Task to complete:
Below are the records. Gather each line that holds "type".

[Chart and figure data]
□ □ □ □
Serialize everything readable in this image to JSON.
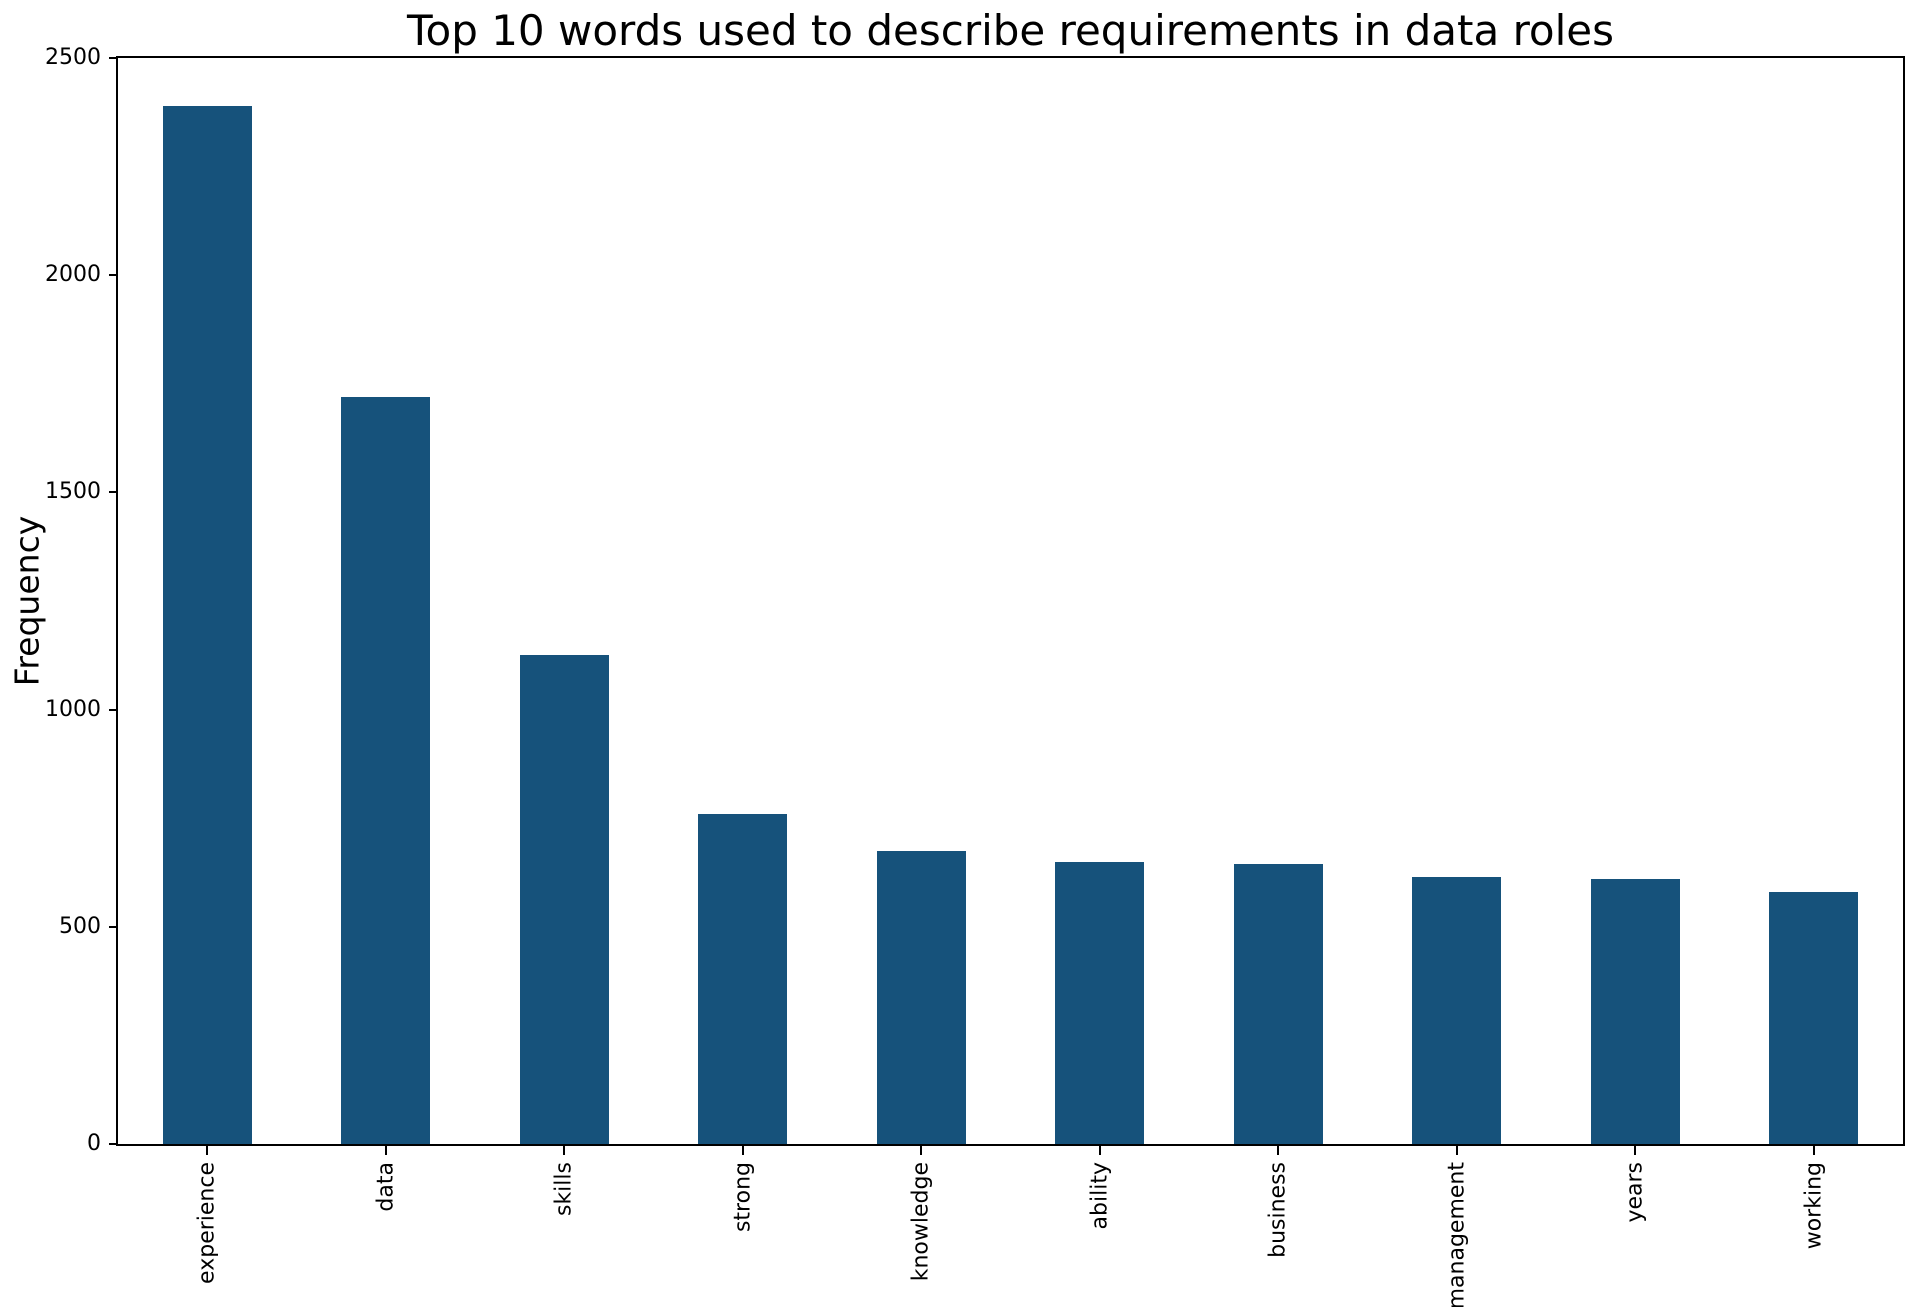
{
  "chart_data": {
    "type": "bar",
    "title": "Top 10 words used to describe requirements in data roles",
    "xlabel": "",
    "ylabel": "Frequency",
    "categories": [
      "experience",
      "data",
      "skills",
      "strong",
      "knowledge",
      "ability",
      "business",
      "management",
      "years",
      "working"
    ],
    "values": [
      2390,
      1720,
      1125,
      760,
      675,
      650,
      645,
      615,
      610,
      580
    ],
    "ylim": [
      0,
      2500
    ],
    "yticks": [
      0,
      500,
      1000,
      1500,
      2000,
      2500
    ],
    "x_tick_rotation_deg": 90,
    "grid": false,
    "legend_position": "none",
    "bar_color": "#16527b",
    "axis_color": "#000000",
    "text_color": "#000000",
    "background_color": "#ffffff"
  }
}
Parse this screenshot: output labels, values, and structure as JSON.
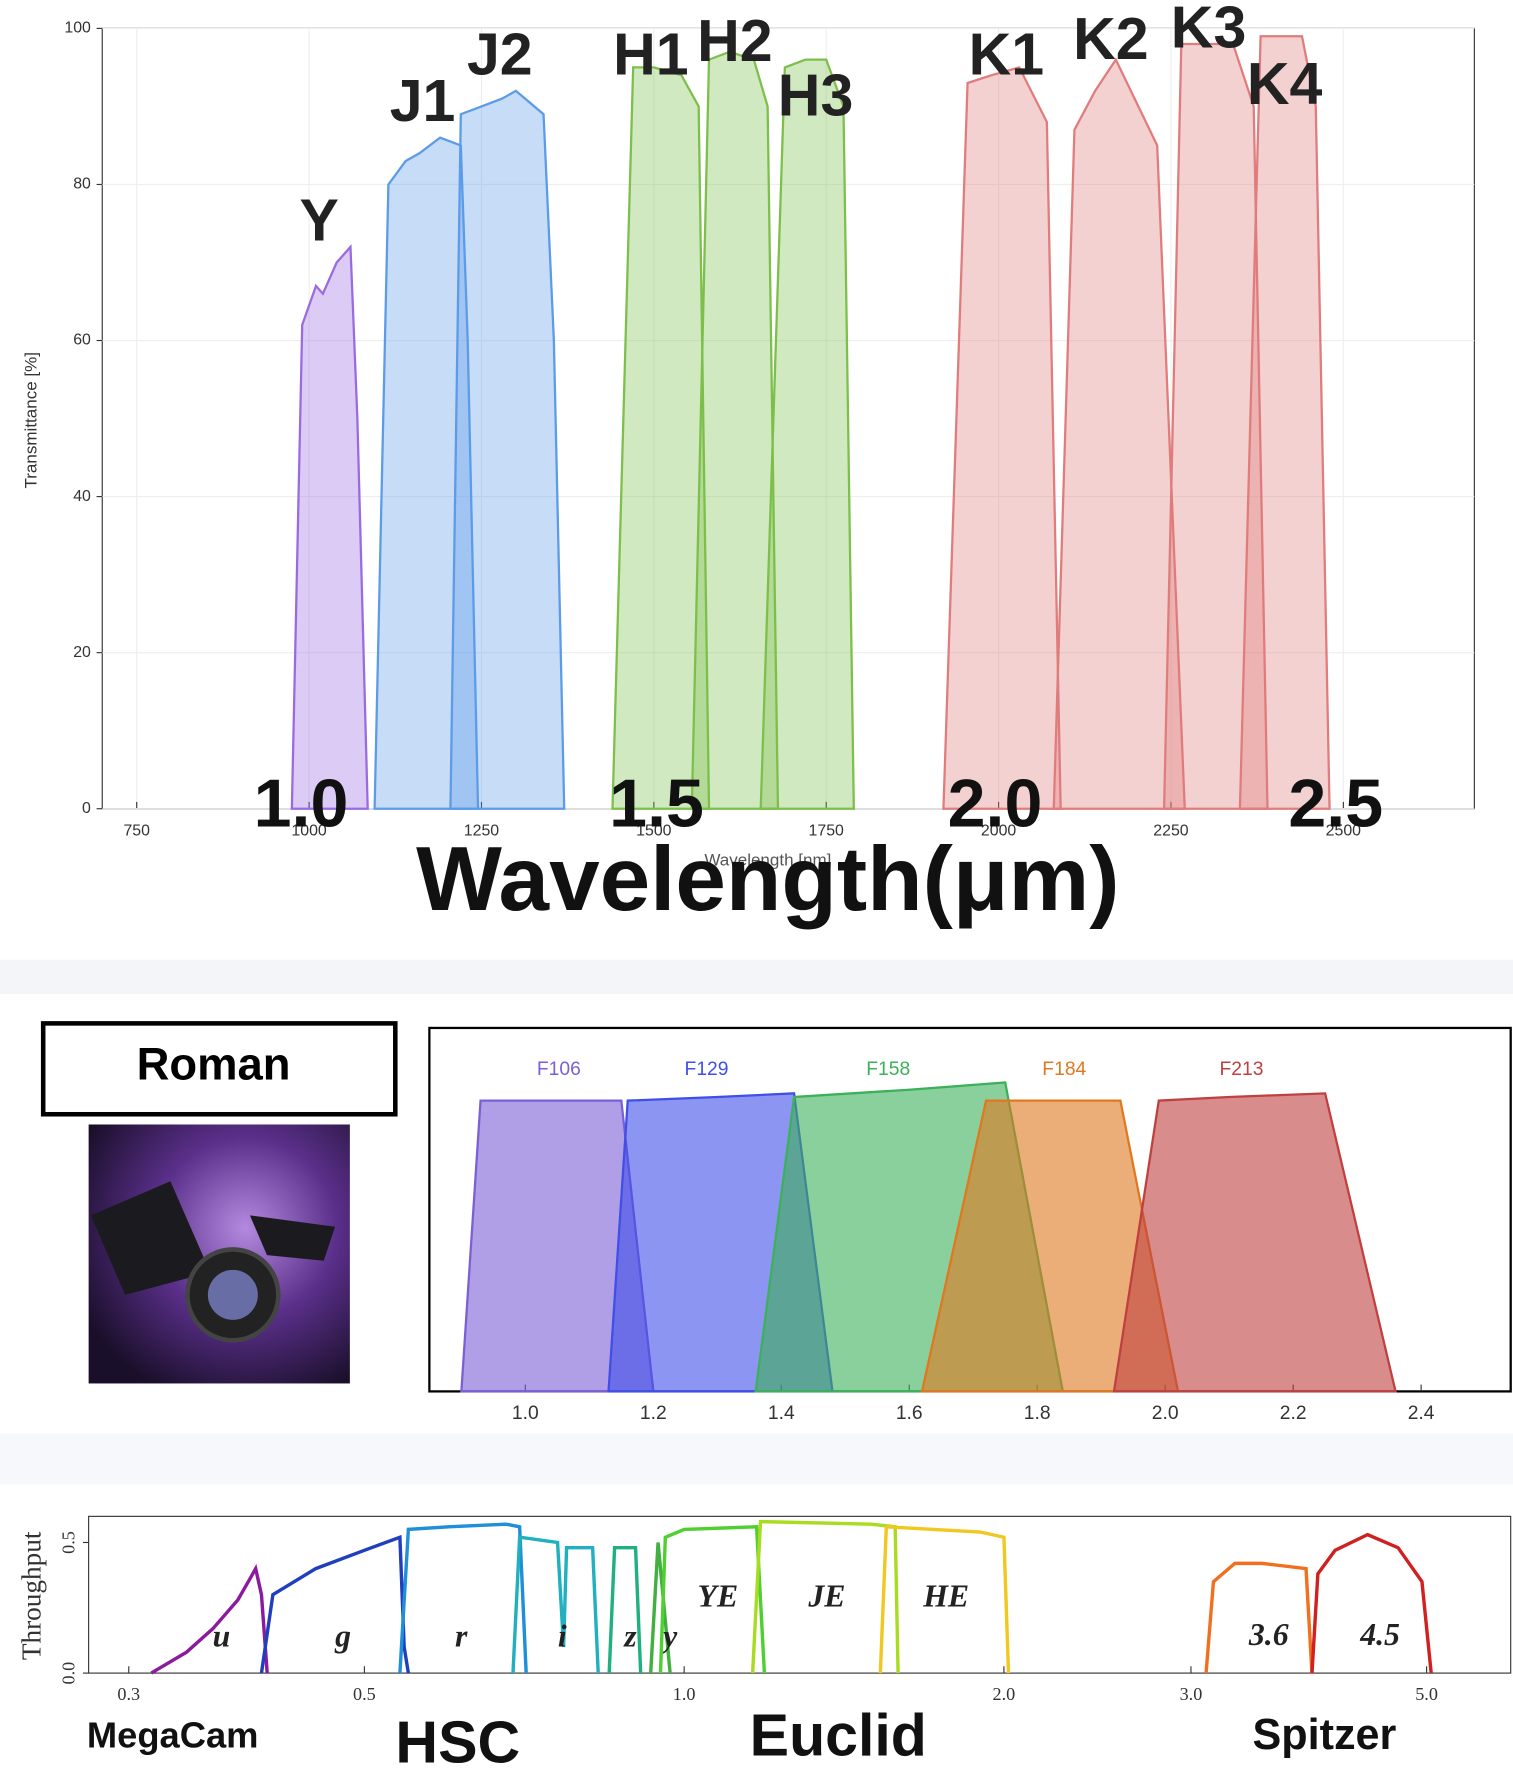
{
  "chart_data": [
    {
      "type": "area",
      "y_label": "Transmittance [%]",
      "x_label": "Wavelength [nm]",
      "xlim": [
        700,
        2690
      ],
      "ylim": [
        0,
        100
      ],
      "xticks": [
        750,
        1000,
        1250,
        1500,
        1750,
        2000,
        2250,
        2500
      ],
      "yticks": [
        0,
        20,
        40,
        60,
        80,
        100
      ],
      "grid": true,
      "annotations": [
        "1.0",
        "1.5",
        "2.0",
        "2.5",
        "Wavelength(μm)"
      ],
      "series": [
        {
          "name": "Y",
          "color": "#9a6be0",
          "x": [
            975,
            990,
            1010,
            1020,
            1040,
            1060,
            1070,
            1085
          ],
          "values": [
            0,
            62,
            67,
            66,
            70,
            72,
            50,
            0
          ]
        },
        {
          "name": "J1",
          "color": "#5b9be8",
          "x": [
            1095,
            1115,
            1140,
            1160,
            1190,
            1220,
            1230,
            1245
          ],
          "values": [
            0,
            80,
            83,
            84,
            86,
            85,
            60,
            0
          ]
        },
        {
          "name": "J2",
          "color": "#5b9be8",
          "x": [
            1205,
            1220,
            1250,
            1280,
            1300,
            1340,
            1355,
            1370
          ],
          "values": [
            0,
            89,
            90,
            91,
            92,
            89,
            60,
            0
          ]
        },
        {
          "name": "H1",
          "color": "#7cbf4a",
          "x": [
            1440,
            1470,
            1500,
            1540,
            1565,
            1580
          ],
          "values": [
            0,
            95,
            95,
            94,
            90,
            0
          ]
        },
        {
          "name": "H2",
          "color": "#7cbf4a",
          "x": [
            1555,
            1580,
            1610,
            1645,
            1665,
            1680
          ],
          "values": [
            0,
            96,
            97,
            96,
            90,
            0
          ]
        },
        {
          "name": "H3",
          "color": "#7cbf4a",
          "x": [
            1655,
            1690,
            1720,
            1750,
            1775,
            1790
          ],
          "values": [
            0,
            95,
            96,
            96,
            90,
            0
          ]
        },
        {
          "name": "K1",
          "color": "#e07c7c",
          "x": [
            1920,
            1955,
            1990,
            2030,
            2070,
            2090
          ],
          "values": [
            0,
            93,
            94,
            95,
            88,
            0
          ]
        },
        {
          "name": "K2",
          "color": "#e07c7c",
          "x": [
            2080,
            2110,
            2140,
            2170,
            2230,
            2270
          ],
          "values": [
            0,
            87,
            92,
            96,
            85,
            0
          ]
        },
        {
          "name": "K3",
          "color": "#e07c7c",
          "x": [
            2240,
            2265,
            2300,
            2340,
            2370,
            2390
          ],
          "values": [
            0,
            98,
            98,
            98,
            90,
            0
          ]
        },
        {
          "name": "K4",
          "color": "#e07c7c",
          "x": [
            2350,
            2380,
            2410,
            2440,
            2460,
            2480
          ],
          "values": [
            0,
            99,
            99,
            99,
            90,
            0
          ]
        }
      ]
    },
    {
      "type": "area",
      "title": "Roman",
      "xlim": [
        0.85,
        2.54
      ],
      "ylim": [
        0,
        1
      ],
      "xticks": [
        {
          "value": 1.0,
          "label": "1.0"
        },
        1.2,
        1.4,
        1.6,
        1.8,
        {
          "value": 2.0,
          "label": "2.0"
        },
        2.2,
        2.4
      ],
      "grid": false,
      "series": [
        {
          "name": "F106",
          "color": "#7b5fd6",
          "x": [
            0.9,
            0.93,
            1.05,
            1.15,
            1.2
          ],
          "values": [
            0,
            0.8,
            0.8,
            0.8,
            0
          ]
        },
        {
          "name": "F129",
          "color": "#3f4fe8",
          "x": [
            1.13,
            1.16,
            1.3,
            1.42,
            1.48
          ],
          "values": [
            0,
            0.8,
            0.81,
            0.82,
            0
          ]
        },
        {
          "name": "F158",
          "color": "#3cb05a",
          "x": [
            1.36,
            1.42,
            1.6,
            1.75,
            1.84
          ],
          "values": [
            0,
            0.81,
            0.83,
            0.85,
            0
          ]
        },
        {
          "name": "F184",
          "color": "#e07820",
          "x": [
            1.62,
            1.72,
            1.85,
            1.93,
            2.02
          ],
          "values": [
            0,
            0.8,
            0.8,
            0.8,
            0
          ]
        },
        {
          "name": "F213",
          "color": "#c04040",
          "x": [
            1.92,
            1.99,
            2.1,
            2.25,
            2.36
          ],
          "values": [
            0,
            0.8,
            0.81,
            0.82,
            0
          ]
        }
      ]
    },
    {
      "type": "line",
      "y_label": "Throughput",
      "xscale": "log",
      "xlim": [
        0.275,
        6
      ],
      "ylim": [
        0,
        0.6
      ],
      "xticks": [
        0.3,
        0.5,
        {
          "value": 1,
          "label": "1.0"
        },
        {
          "value": 2,
          "label": "2.0"
        },
        {
          "value": 3,
          "label": "3.0"
        },
        {
          "value": 5,
          "label": "5.0"
        }
      ],
      "yticks": [
        {
          "value": 0,
          "label": "0.0"
        },
        0.5
      ],
      "grid": false,
      "annotations": [
        "MegaCam",
        "HSC",
        "Euclid",
        "Spitzer"
      ],
      "series": [
        {
          "name": "u",
          "color": "#8b1a9e",
          "x": [
            0.315,
            0.34,
            0.36,
            0.38,
            0.39,
            0.395,
            0.4,
            0.405
          ],
          "values": [
            0,
            0.08,
            0.17,
            0.28,
            0.36,
            0.4,
            0.3,
            0
          ]
        },
        {
          "name": "g",
          "color": "#1f3fbf",
          "x": [
            0.4,
            0.41,
            0.45,
            0.5,
            0.54,
            0.545,
            0.55
          ],
          "values": [
            0,
            0.3,
            0.4,
            0.47,
            0.52,
            0.1,
            0
          ]
        },
        {
          "name": "r",
          "color": "#1e8fd8",
          "x": [
            0.54,
            0.55,
            0.6,
            0.68,
            0.7,
            0.71
          ],
          "values": [
            0,
            0.55,
            0.56,
            0.57,
            0.56,
            0
          ]
        },
        {
          "name": "i",
          "color": "#20b0c0",
          "x": [
            0.69,
            0.7,
            0.76,
            0.77,
            0.775,
            0.82,
            0.83
          ],
          "values": [
            0,
            0.52,
            0.5,
            0.1,
            0.48,
            0.48,
            0
          ]
        },
        {
          "name": "z",
          "color": "#20b080",
          "x": [
            0.85,
            0.86,
            0.9,
            0.91
          ],
          "values": [
            0,
            0.48,
            0.48,
            0
          ]
        },
        {
          "name": "y",
          "color": "#40b040",
          "x": [
            0.93,
            0.945,
            0.96,
            0.97
          ],
          "values": [
            0,
            0.5,
            0.2,
            0
          ]
        },
        {
          "name": "YE",
          "color": "#50d030",
          "x": [
            0.95,
            0.96,
            1.0,
            1.17,
            1.19
          ],
          "values": [
            0,
            0.52,
            0.55,
            0.56,
            0
          ]
        },
        {
          "name": "JE",
          "color": "#a8dc20",
          "x": [
            1.16,
            1.18,
            1.5,
            1.58,
            1.59
          ],
          "values": [
            0,
            0.58,
            0.57,
            0.56,
            0
          ]
        },
        {
          "name": "HE",
          "color": "#f0c820",
          "x": [
            1.53,
            1.55,
            1.9,
            2.0,
            2.02
          ],
          "values": [
            0,
            0.56,
            0.54,
            0.52,
            0
          ]
        },
        {
          "name": "3.6",
          "color": "#f07020",
          "x": [
            3.1,
            3.15,
            3.3,
            3.5,
            3.85,
            3.9
          ],
          "values": [
            0,
            0.35,
            0.42,
            0.42,
            0.4,
            0
          ]
        },
        {
          "name": "4.5",
          "color": "#d02020",
          "x": [
            3.9,
            3.95,
            4.1,
            4.4,
            4.7,
            4.95,
            5.05
          ],
          "values": [
            0,
            0.38,
            0.47,
            0.53,
            0.48,
            0.35,
            0
          ]
        }
      ]
    }
  ]
}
□ □ □ □
Output below:
    "type": "bar",
      "type": "area",
      "type": "area",
      "type": "line",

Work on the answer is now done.